--- start ---

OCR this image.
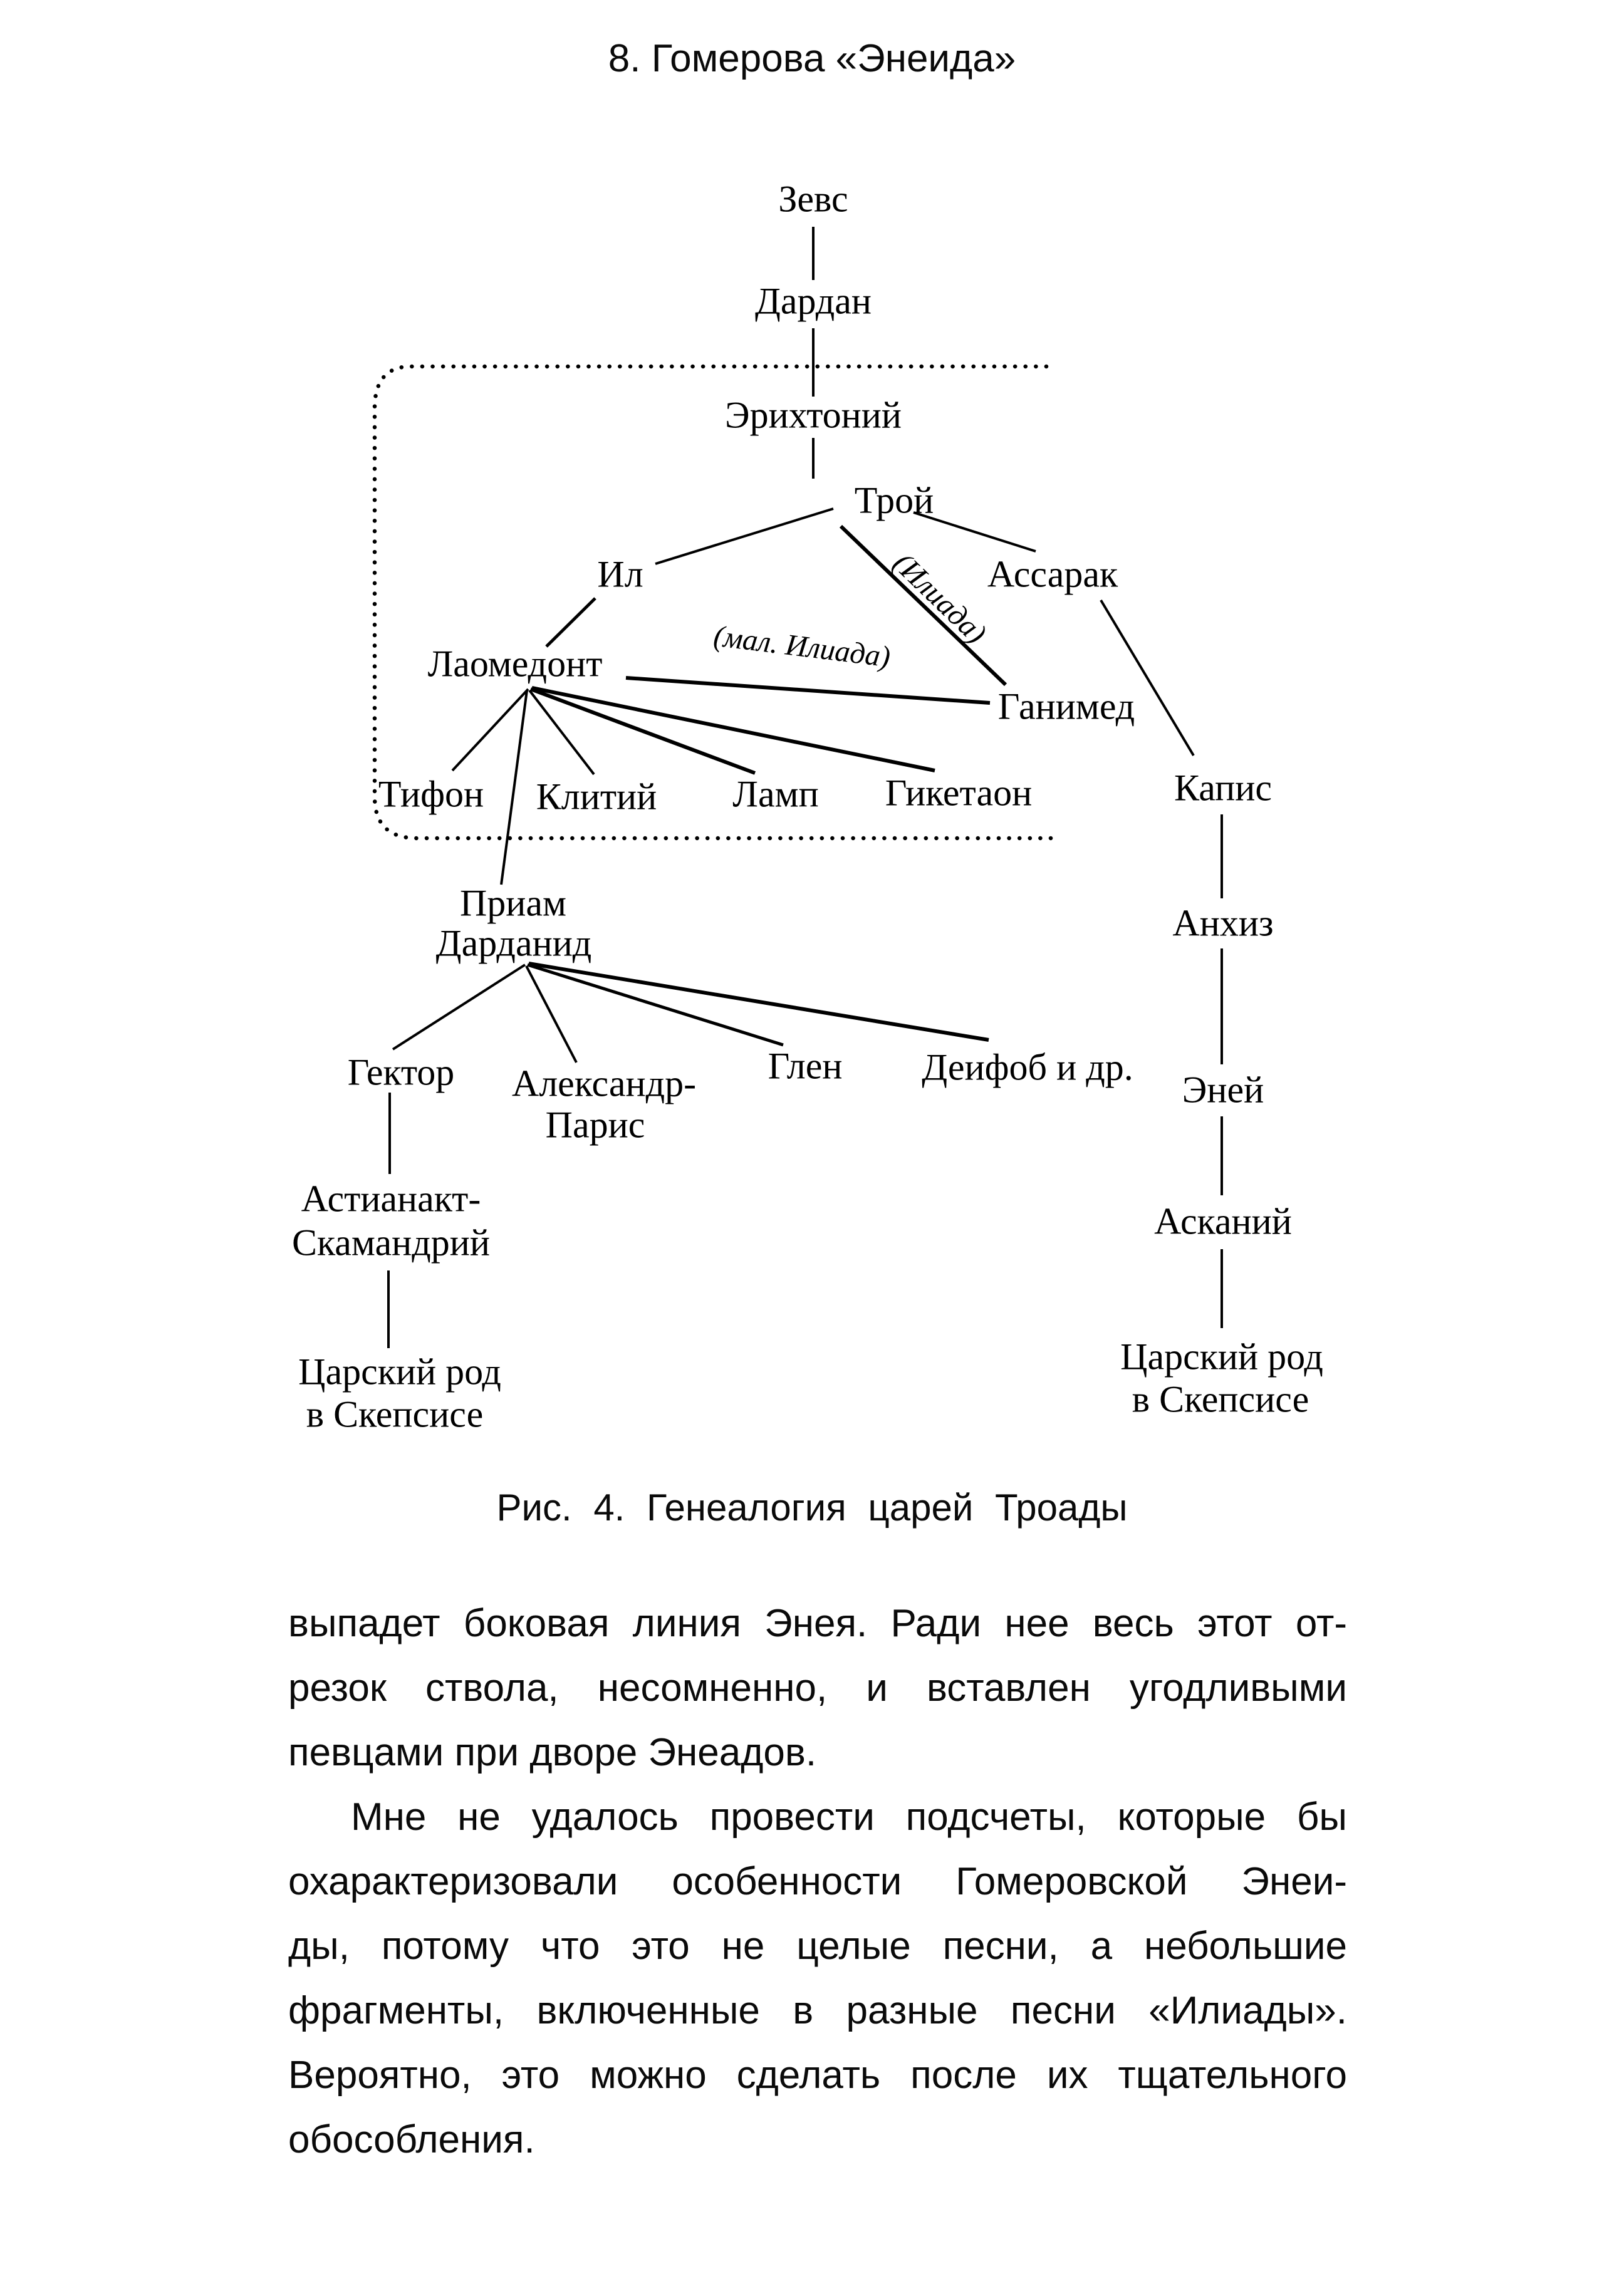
8. Гомерова «Энеида»
Зевс
Дардан
Эрихтоний
Трой
Ил	Ассарак
Лаомедонт
Ганимед
Тифон Клитий Ламп Гикетаон	Капис
Приам
Дарданид	Анхиз
Гектор Александр-
Парис
Глен Деифоб и др.
Эней
Астианакт-
Скамандрий
Асканий
Царский род
в Скепсисе
Царский род
в Скепсисе
(Илиада)
(мал. Илиада)
Рис. 4. Генеалогия царей Троады
выпадет боковая линия Энея. Ради нее весь этот от-
резок ствола, несомненно, и вставлен угодливыми
певцами при дворе Энеадов.
Мне не удалось провести подсчеты, которые бы
охарактеризовали особенности Гомеровской Энеи-
ды, потому что это не целые песни, а небольшие
фрагменты, включенные в разные песни «Илиады».
Вероятно, это можно сделать после их тщательного
обособления.
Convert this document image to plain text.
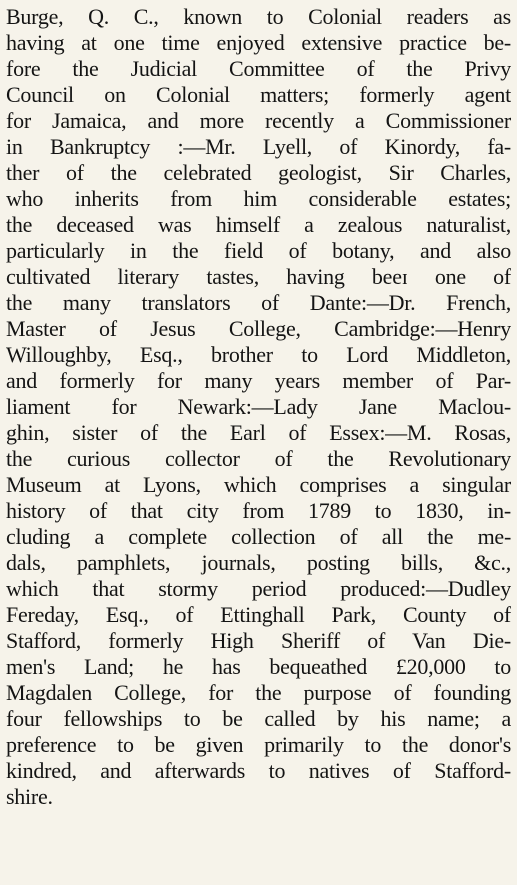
Burge, Q. C., known to Colonial readers as
having at one time enjoyed extensive practice be-
fore the Judicial Committee of the Privy
Council on Colonial matters; formerly agent
for Jamaica, and more recently a Commissioner
in Bankruptcy :—Mr. Lyell, of Kinordy, fa-
ther of the celebrated geologist, Sir Charles,
who inherits from him considerable estates;
the deceased was himself a zealous naturalist,
particularly in the field of botany, and also
cultivated literary tastes, having beeɪ one of
the many translators of Dante:—Dr. French,
Master of Jesus College, Cambridge:—Henry
Willoughby, Esq., brother to Lord Middleton,
and formerly for many years member of Par-
liament for Newark:—Lady Jane Maclou-
ghin, sister of the Earl of Essex:—M. Rosas,
the curious collector of the Revolutionary
Museum at Lyons, which comprises a singular
history of that city from 1789 to 1830, in-
cluding a complete collection of all the me-
dals, pamphlets, journals, posting bills, &c.,
which that stormy period produced:—Dudley
Fereday, Esq., of Ettinghall Park, County of
Stafford, formerly High Sheriff of Van Die-
men's Land; he has bequeathed £20,000 to
Magdalen College, for the purpose of founding
four fellowships to be called by his name; a
preference to be given primarily to the donor's
kindred, and afterwards to natives of Stafford-
shire.
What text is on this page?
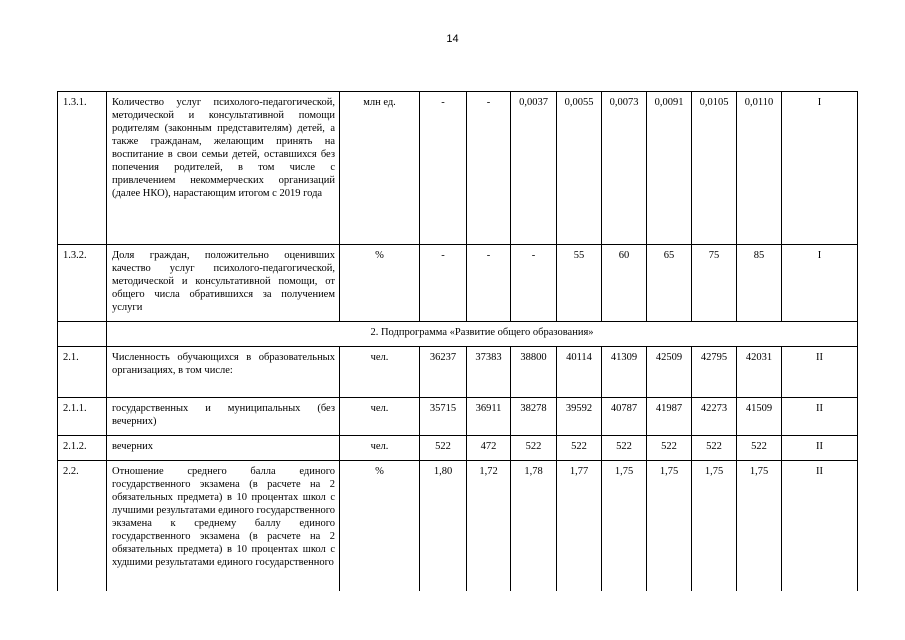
14
1.3.1.	Количество услуг психолого-педагогической, методической и консультативной помощи родителям (законным представителям) детей, а также гражданам, желающим принять на воспитание в свои семьи детей, оставшихся без попечения родителей, в том числе с привлечением некоммерческих организаций (далее НКО), нарастающим итогом с 2019 года	млн ед.	-	-	0,0037	0,0055	0,0073	0,0091	0,0105	0,0110	I
1.3.2.	Доля граждан, положительно оценивших качество услуг психолого-педагогической, методической и консультативной помощи, от общего числа обратившихся за получением услуги	%	-	-	-	55	60	65	75	85	I
	2. Подпрограмма «Развитие общего образования»										
2.1.	Численность обучающихся в образовательных организациях, в том числе:	чел.	36237	37383	38800	40114	41309	42509	42795	42031	II
2.1.1.	государственных и муниципальных (без вечерних)	чел.	35715	36911	38278	39592	40787	41987	42273	41509	II
2.1.2.	вечерних	чел.	522	472	522	522	522	522	522	522	II
2.2.	Отношение среднего балла единого государственного экзамена (в расчете на 2 обязательных предмета) в 10 процентах школ с лучшими результатами единого государственного экзамена к среднему баллу единого государственного экзамена (в расчете на 2 обязательных предмета) в 10 процентах школ с худшими результатами единого государственного	%	1,80	1,72	1,78	1,77	1,75	1,75	1,75	1,75	II
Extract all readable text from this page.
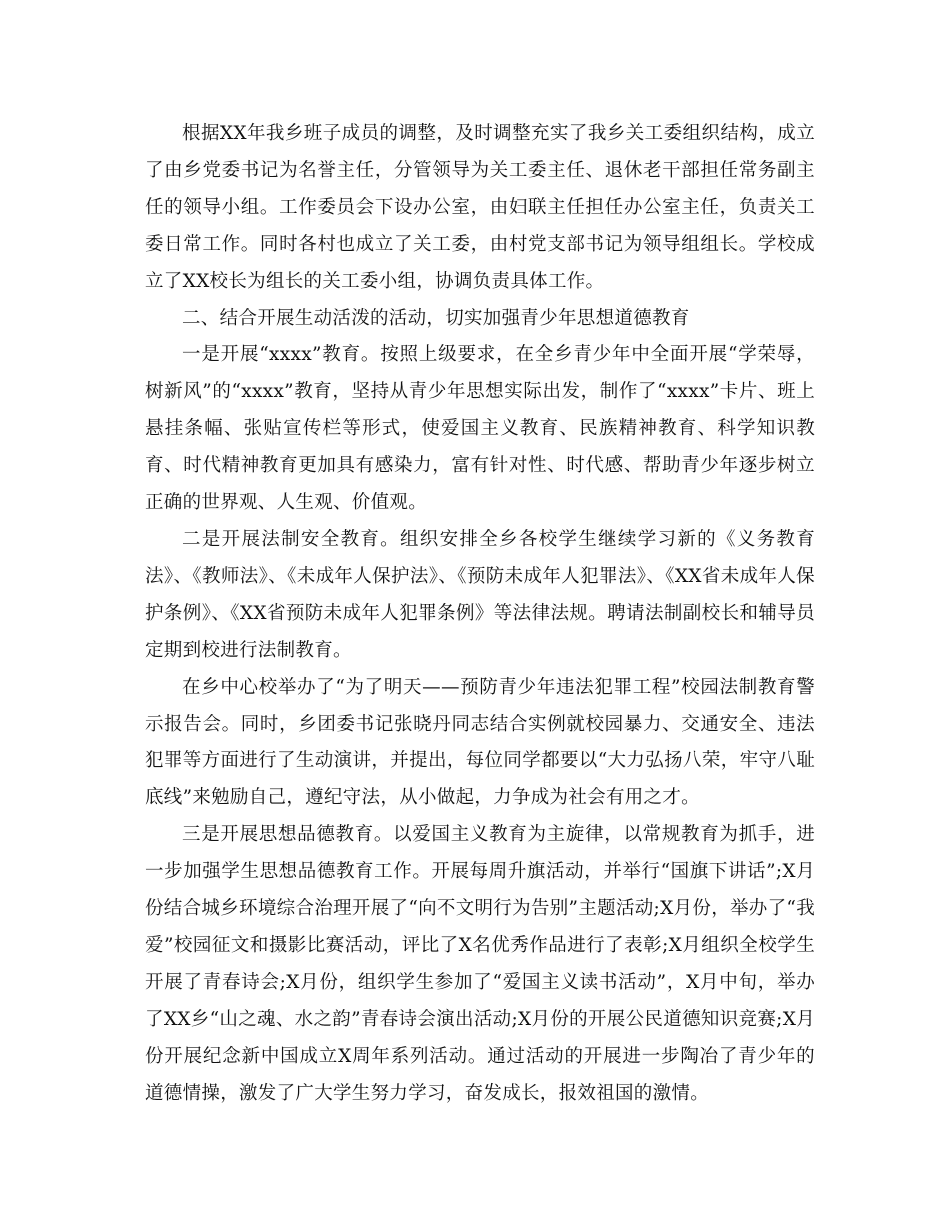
根据XX年我乡班子成员的调整，及时调整充实了我乡关工委组织结构，成立了由乡党委书记为名誉主任，分管领导为关工委主任、退休老干部担任常务副主任的领导小组。工作委员会下设办公室，由妇联主任担任办公室主任，负责关工委日常工作。同时各村也成立了关工委，由村党支部书记为领导组组长。学校成立了XX校长为组长的关工委小组，协调负责具体工作。

二、结合开展生动活泼的活动，切实加强青少年思想道德教育

一是开展“xxxx”教育。按照上级要求，在全乡青少年中全面开展“学荣辱，树新风”的“xxxx”教育，坚持从青少年思想实际出发，制作了“xxxx”卡片、班上悬挂条幅、张贴宣传栏等形式，使爱国主义教育、民族精神教育、科学知识教育、时代精神教育更加具有感染力，富有针对性、时代感、帮助青少年逐步树立正确的世界观、人生观、价值观。

二是开展法制安全教育。组织安排全乡各校学生继续学习新的《义务教育法》、《教师法》、《未成年人保护法》、《预防未成年人犯罪法》、《XX省未成年人保护条例》、《XX省预防未成年人犯罪条例》等法律法规。聘请法制副校长和辅导员定期到校进行法制教育。

在乡中心校举办了“为了明天——预防青少年违法犯罪工程”校园法制教育警示报告会。同时，乡团委书记张晓丹同志结合实例就校园暴力、交通安全、违法犯罪等方面进行了生动演讲，并提出，每位同学都要以“大力弘扬八荣，牢守八耻底线”来勉励自己，遵纪守法，从小做起，力争成为社会有用之才。

三是开展思想品德教育。以爱国主义教育为主旋律，以常规教育为抓手，进一步加强学生思想品德教育工作。开展每周升旗活动，并举行“国旗下讲话”;X月份结合城乡环境综合治理开展了“向不文明行为告别”主题活动;X月份，举办了“我爱”校园征文和摄影比赛活动，评比了X名优秀作品进行了表彰;X月组织全校学生开展了青春诗会;X月份，组织学生参加了“爱国主义读书活动”，X月中旬，举办了XX乡“山之魂、水之韵”青春诗会演出活动;X月份的开展公民道德知识竞赛;X月份开展纪念新中国成立X周年系列活动。通过活动的开展进一步陶冶了青少年的道德情操，激发了广大学生努力学习，奋发成长，报效祖国的激情。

--- end ---

Count how many lines of the listing above include "College" and report that number alone.

IN RESPONSE
2